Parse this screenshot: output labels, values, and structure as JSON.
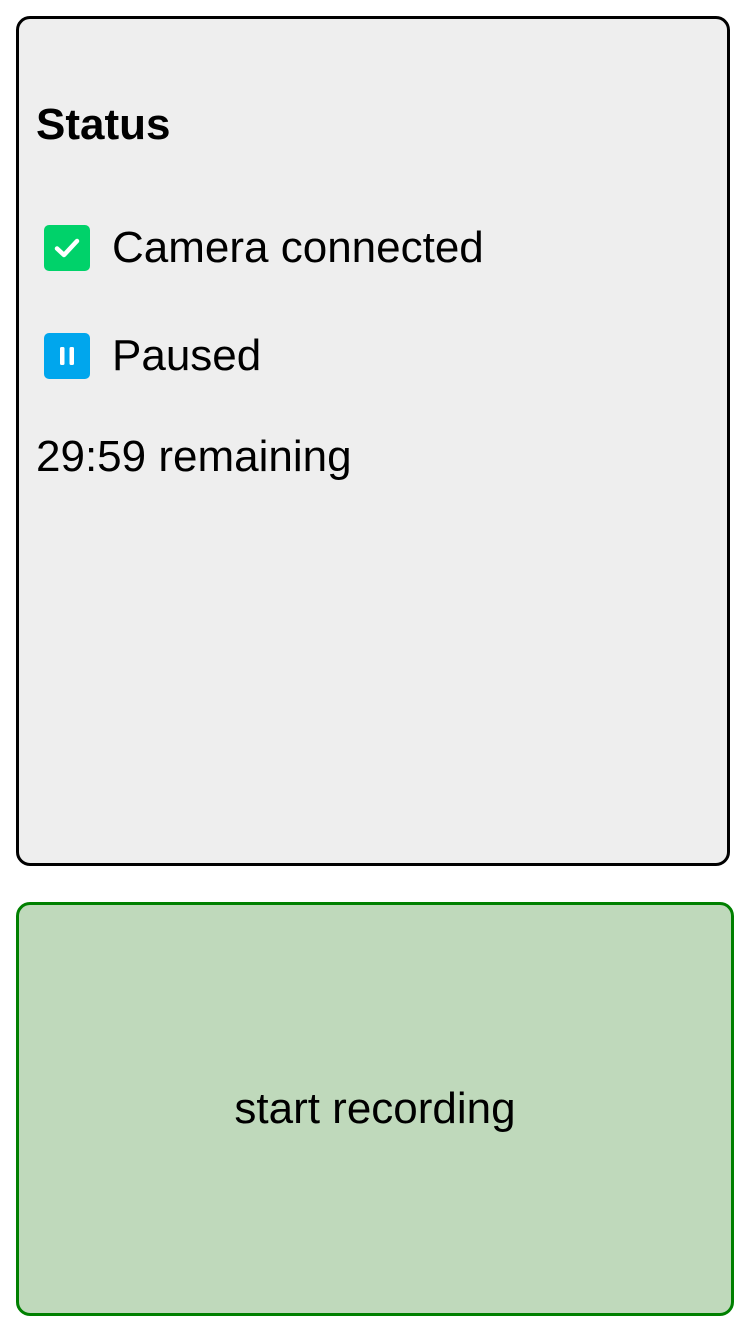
{
  "status": {
    "title": "Status",
    "items": [
      {
        "label": "Camera connected",
        "icon": "check-icon",
        "color": "#00d26a"
      },
      {
        "label": "Paused",
        "icon": "pause-icon",
        "color": "#00a6ed"
      }
    ],
    "timer": "29:59 remaining"
  },
  "action": {
    "label": "start recording",
    "background": "#bfd9bb",
    "border": "#008000"
  }
}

== == ==

To do —
All records above are to be printed exactly, minus the pictures they contain.

Task result —
Parse this screenshot: output labels, values, and structure as JSON.
{
  "status": {
    "title": "Status",
    "items": [
      {
        "label": "Camera connected",
        "icon": "check-icon",
        "color": "#00d26a"
      },
      {
        "label": "Paused",
        "icon": "pause-icon",
        "color": "#00a6ed"
      }
    ],
    "timer": "29:59 remaining"
  },
  "action": {
    "label": "start recording",
    "background": "#bfd9bb",
    "border": "#008000"
  }
}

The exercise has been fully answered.